> [Directive] Without the images, write out the whole listing exactly.

> [Supplied material]
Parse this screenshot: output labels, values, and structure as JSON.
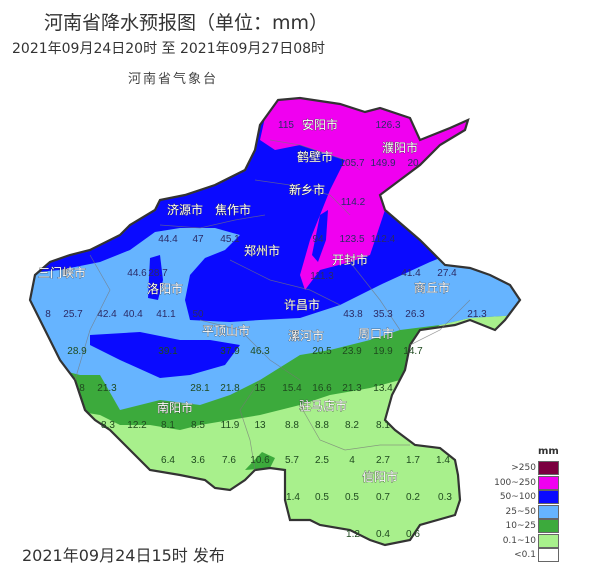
{
  "header": {
    "title": "河南省降水预报图（单位：mm）",
    "period": "2021年09月24日20时  至  2021年09月27日08时",
    "agency": "河南省气象台"
  },
  "footer": {
    "issued": "2021年09月24日15时 发布"
  },
  "legend": {
    "unit": "mm",
    "items": [
      {
        "label": ">250",
        "color": "#7b0040"
      },
      {
        "label": "100~250",
        "color": "#f000f0"
      },
      {
        "label": "50~100",
        "color": "#0a0aff"
      },
      {
        "label": "25~50",
        "color": "#66b4ff"
      },
      {
        "label": "10~25",
        "color": "#3caa3c"
      },
      {
        "label": "0.1~10",
        "color": "#a8f08c"
      },
      {
        "label": "<0.1",
        "color": "#ffffff"
      }
    ]
  },
  "map": {
    "cities": [
      "安阳市",
      "濮阳市",
      "鹤壁市",
      "新乡市",
      "济源市",
      "焦作市",
      "郑州市",
      "开封市",
      "三门峡市",
      "洛阳市",
      "许昌市",
      "商丘市",
      "平顶山市",
      "漯河市",
      "周口市",
      "南阳市",
      "驻马店市",
      "信阳市"
    ],
    "values": [
      "115",
      "126.3",
      "105.7",
      "149.9",
      "20",
      "114.2",
      "44.4",
      "47",
      "45.1",
      "44.6",
      "28.7",
      "8",
      "25.7",
      "42.4",
      "40.4",
      "41.1",
      "50",
      "94",
      "123.5",
      "112.4",
      "111.3",
      "41.4",
      "27.4",
      "43.8",
      "35.3",
      "26.3",
      "21.3",
      "28.9",
      "39.1",
      "37.9",
      "46.3",
      "8",
      "21.3",
      "28.1",
      "21.8",
      "15",
      "8.3",
      "12.2",
      "8.1",
      "8.5",
      "11.9",
      "13",
      "6.4",
      "3.6",
      "7.6",
      "10.6",
      "20.5",
      "23.9",
      "19.9",
      "14.7",
      "15.4",
      "16.6",
      "21.3",
      "13.4",
      "8.8",
      "8.8",
      "8.2",
      "8.1",
      "5.7",
      "2.5",
      "4",
      "2.7",
      "1.7",
      "1.4",
      "1.4",
      "0.5",
      "0.5",
      "0.7",
      "0.2",
      "0.3",
      "1.2",
      "0.4",
      "0.6"
    ]
  }
}
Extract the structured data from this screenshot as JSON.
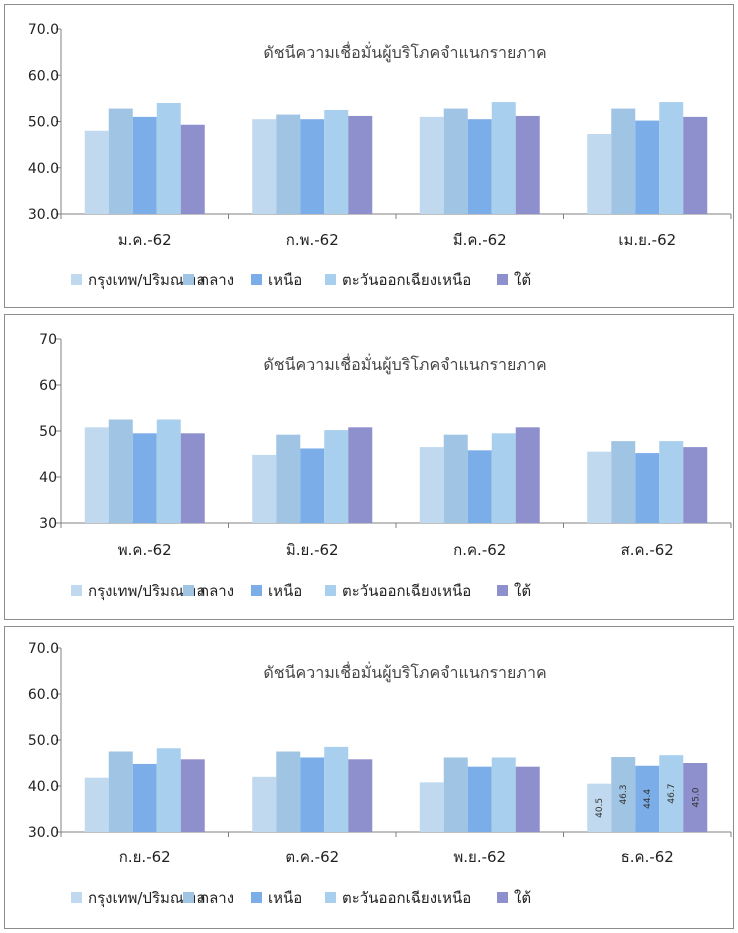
{
  "series_colors": [
    "#c1d9ee",
    "#9fc4e4",
    "#7bade9",
    "#a9cfee",
    "#8e8fcd"
  ],
  "chart_data": [
    {
      "type": "bar",
      "title": "ดัชนีความเชื่อมั่นผู้บริโภคจำแนกรายภาค",
      "ylim": [
        30,
        70
      ],
      "yticks": [
        "30.0",
        "40.0",
        "50.0",
        "60.0",
        "70.0"
      ],
      "grid": false,
      "legend_position": "bottom",
      "categories": [
        "ม.ค.-62",
        "ก.พ.-62",
        "มี.ค.-62",
        "เม.ย.-62"
      ],
      "series": [
        {
          "name": "กรุงเทพ/ปริมณฑล",
          "values": [
            48.0,
            50.5,
            51.0,
            47.3
          ]
        },
        {
          "name": "กลาง",
          "values": [
            52.8,
            51.5,
            52.8,
            52.8
          ]
        },
        {
          "name": "เหนือ",
          "values": [
            51.0,
            50.5,
            50.5,
            50.2
          ]
        },
        {
          "name": "ตะวันออกเฉียงเหนือ",
          "values": [
            54.0,
            52.5,
            54.2,
            54.2
          ]
        },
        {
          "name": "ใต้",
          "values": [
            49.3,
            51.2,
            51.2,
            51.0
          ]
        }
      ]
    },
    {
      "type": "bar",
      "title": "ดัชนีความเชื่อมั่นผู้บริโภคจำแนกรายภาค",
      "ylim": [
        30,
        70
      ],
      "yticks": [
        "30",
        "40",
        "50",
        "60",
        "70"
      ],
      "grid": false,
      "legend_position": "bottom",
      "categories": [
        "พ.ค.-62",
        "มิ.ย.-62",
        "ก.ค.-62",
        "ส.ค.-62"
      ],
      "series": [
        {
          "name": "กรุงเทพ/ปริมณฑล",
          "values": [
            50.8,
            44.8,
            46.5,
            45.5
          ]
        },
        {
          "name": "กลาง",
          "values": [
            52.5,
            49.2,
            49.2,
            47.8
          ]
        },
        {
          "name": "เหนือ",
          "values": [
            49.5,
            46.2,
            45.8,
            45.2
          ]
        },
        {
          "name": "ตะวันออกเฉียงเหนือ",
          "values": [
            52.5,
            50.2,
            49.5,
            47.8
          ]
        },
        {
          "name": "ใต้",
          "values": [
            49.5,
            50.8,
            50.8,
            46.5
          ]
        }
      ]
    },
    {
      "type": "bar",
      "title": "ดัชนีความเชื่อมั่นผู้บริโภคจำแนกรายภาค",
      "ylim": [
        30,
        70
      ],
      "yticks": [
        "30.0",
        "40.0",
        "50.0",
        "60.0",
        "70.0"
      ],
      "grid": false,
      "legend_position": "bottom",
      "categories": [
        "ก.ย.-62",
        "ต.ค.-62",
        "พ.ย.-62",
        "ธ.ค.-62"
      ],
      "series": [
        {
          "name": "กรุงเทพ/ปริมณฑล",
          "values": [
            41.8,
            42.0,
            40.8,
            40.5
          ]
        },
        {
          "name": "กลาง",
          "values": [
            47.5,
            47.5,
            46.2,
            46.3
          ]
        },
        {
          "name": "เหนือ",
          "values": [
            44.8,
            46.2,
            44.2,
            44.4
          ]
        },
        {
          "name": "ตะวันออกเฉียงเหนือ",
          "values": [
            48.2,
            48.5,
            46.2,
            46.7
          ]
        },
        {
          "name": "ใต้",
          "values": [
            45.8,
            45.8,
            44.2,
            45.0
          ]
        }
      ],
      "data_labels": {
        "category_index": 3,
        "labels": [
          "40.5",
          "46.3",
          "44.4",
          "46.7",
          "45.0"
        ]
      }
    }
  ]
}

> [Exercise response]
Parse this screenshot: output labels, values, and structure as JSON.
{
  "header": {
    "title": "河南省降水预报图（单位：mm）",
    "period": "2021年09月24日20时  至  2021年09月27日08时",
    "agency": "河南省气象台"
  },
  "footer": {
    "issued": "2021年09月24日15时 发布"
  },
  "legend": {
    "unit": "mm",
    "items": [
      {
        "label": ">250",
        "color": "#7b0040"
      },
      {
        "label": "100~250",
        "color": "#f000f0"
      },
      {
        "label": "50~100",
        "color": "#0a0aff"
      },
      {
        "label": "25~50",
        "color": "#66b4ff"
      },
      {
        "label": "10~25",
        "color": "#3caa3c"
      },
      {
        "label": "0.1~10",
        "color": "#a8f08c"
      },
      {
        "label": "<0.1",
        "color": "#ffffff"
      }
    ]
  },
  "map": {
    "cities": [
      "安阳市",
      "濮阳市",
      "鹤壁市",
      "新乡市",
      "济源市",
      "焦作市",
      "郑州市",
      "开封市",
      "三门峡市",
      "洛阳市",
      "许昌市",
      "商丘市",
      "平顶山市",
      "漯河市",
      "周口市",
      "南阳市",
      "驻马店市",
      "信阳市"
    ],
    "values": [
      "115",
      "126.3",
      "105.7",
      "149.9",
      "20",
      "114.2",
      "44.4",
      "47",
      "45.1",
      "44.6",
      "28.7",
      "8",
      "25.7",
      "42.4",
      "40.4",
      "41.1",
      "50",
      "94",
      "123.5",
      "112.4",
      "111.3",
      "41.4",
      "27.4",
      "43.8",
      "35.3",
      "26.3",
      "21.3",
      "28.9",
      "39.1",
      "37.9",
      "46.3",
      "8",
      "21.3",
      "28.1",
      "21.8",
      "15",
      "8.3",
      "12.2",
      "8.1",
      "8.5",
      "11.9",
      "13",
      "6.4",
      "3.6",
      "7.6",
      "10.6",
      "20.5",
      "23.9",
      "19.9",
      "14.7",
      "15.4",
      "16.6",
      "21.3",
      "13.4",
      "8.8",
      "8.8",
      "8.2",
      "8.1",
      "5.7",
      "2.5",
      "4",
      "2.7",
      "1.7",
      "1.4",
      "1.4",
      "0.5",
      "0.5",
      "0.7",
      "0.2",
      "0.3",
      "1.2",
      "0.4",
      "0.6"
    ]
  }
}
Extract the structured data from this screenshot as JSON.
{
  "series_colors": [
    "#c1d9ee",
    "#9fc4e4",
    "#7bade9",
    "#a9cfee",
    "#8e8fcd"
  ],
  "chart_data": [
    {
      "type": "bar",
      "title": "ดัชนีความเชื่อมั่นผู้บริโภคจำแนกรายภาค",
      "ylim": [
        30,
        70
      ],
      "yticks": [
        "30.0",
        "40.0",
        "50.0",
        "60.0",
        "70.0"
      ],
      "grid": false,
      "legend_position": "bottom",
      "categories": [
        "ม.ค.-62",
        "ก.พ.-62",
        "มี.ค.-62",
        "เม.ย.-62"
      ],
      "series": [
        {
          "name": "กรุงเทพ/ปริมณฑล",
          "values": [
            48.0,
            50.5,
            51.0,
            47.3
          ]
        },
        {
          "name": "กลาง",
          "values": [
            52.8,
            51.5,
            52.8,
            52.8
          ]
        },
        {
          "name": "เหนือ",
          "values": [
            51.0,
            50.5,
            50.5,
            50.2
          ]
        },
        {
          "name": "ตะวันออกเฉียงเหนือ",
          "values": [
            54.0,
            52.5,
            54.2,
            54.2
          ]
        },
        {
          "name": "ใต้",
          "values": [
            49.3,
            51.2,
            51.2,
            51.0
          ]
        }
      ]
    },
    {
      "type": "bar",
      "title": "ดัชนีความเชื่อมั่นผู้บริโภคจำแนกรายภาค",
      "ylim": [
        30,
        70
      ],
      "yticks": [
        "30",
        "40",
        "50",
        "60",
        "70"
      ],
      "grid": false,
      "legend_position": "bottom",
      "categories": [
        "พ.ค.-62",
        "มิ.ย.-62",
        "ก.ค.-62",
        "ส.ค.-62"
      ],
      "series": [
        {
          "name": "กรุงเทพ/ปริมณฑล",
          "values": [
            50.8,
            44.8,
            46.5,
            45.5
          ]
        },
        {
          "name": "กลาง",
          "values": [
            52.5,
            49.2,
            49.2,
            47.8
          ]
        },
        {
          "name": "เหนือ",
          "values": [
            49.5,
            46.2,
            45.8,
            45.2
          ]
        },
        {
          "name": "ตะวันออกเฉียงเหนือ",
          "values": [
            52.5,
            50.2,
            49.5,
            47.8
          ]
        },
        {
          "name": "ใต้",
          "values": [
            49.5,
            50.8,
            50.8,
            46.5
          ]
        }
      ]
    },
    {
      "type": "bar",
      "title": "ดัชนีความเชื่อมั่นผู้บริโภคจำแนกรายภาค",
      "ylim": [
        30,
        70
      ],
      "yticks": [
        "30.0",
        "40.0",
        "50.0",
        "60.0",
        "70.0"
      ],
      "grid": false,
      "legend_position": "bottom",
      "categories": [
        "ก.ย.-62",
        "ต.ค.-62",
        "พ.ย.-62",
        "ธ.ค.-62"
      ],
      "series": [
        {
          "name": "กรุงเทพ/ปริมณฑล",
          "values": [
            41.8,
            42.0,
            40.8,
            40.5
          ]
        },
        {
          "name": "กลาง",
          "values": [
            47.5,
            47.5,
            46.2,
            46.3
          ]
        },
        {
          "name": "เหนือ",
          "values": [
            44.8,
            46.2,
            44.2,
            44.4
          ]
        },
        {
          "name": "ตะวันออกเฉียงเหนือ",
          "values": [
            48.2,
            48.5,
            46.2,
            46.7
          ]
        },
        {
          "name": "ใต้",
          "values": [
            45.8,
            45.8,
            44.2,
            45.0
          ]
        }
      ],
      "data_labels": {
        "category_index": 3,
        "labels": [
          "40.5",
          "46.3",
          "44.4",
          "46.7",
          "45.0"
        ]
      }
    }
  ]
}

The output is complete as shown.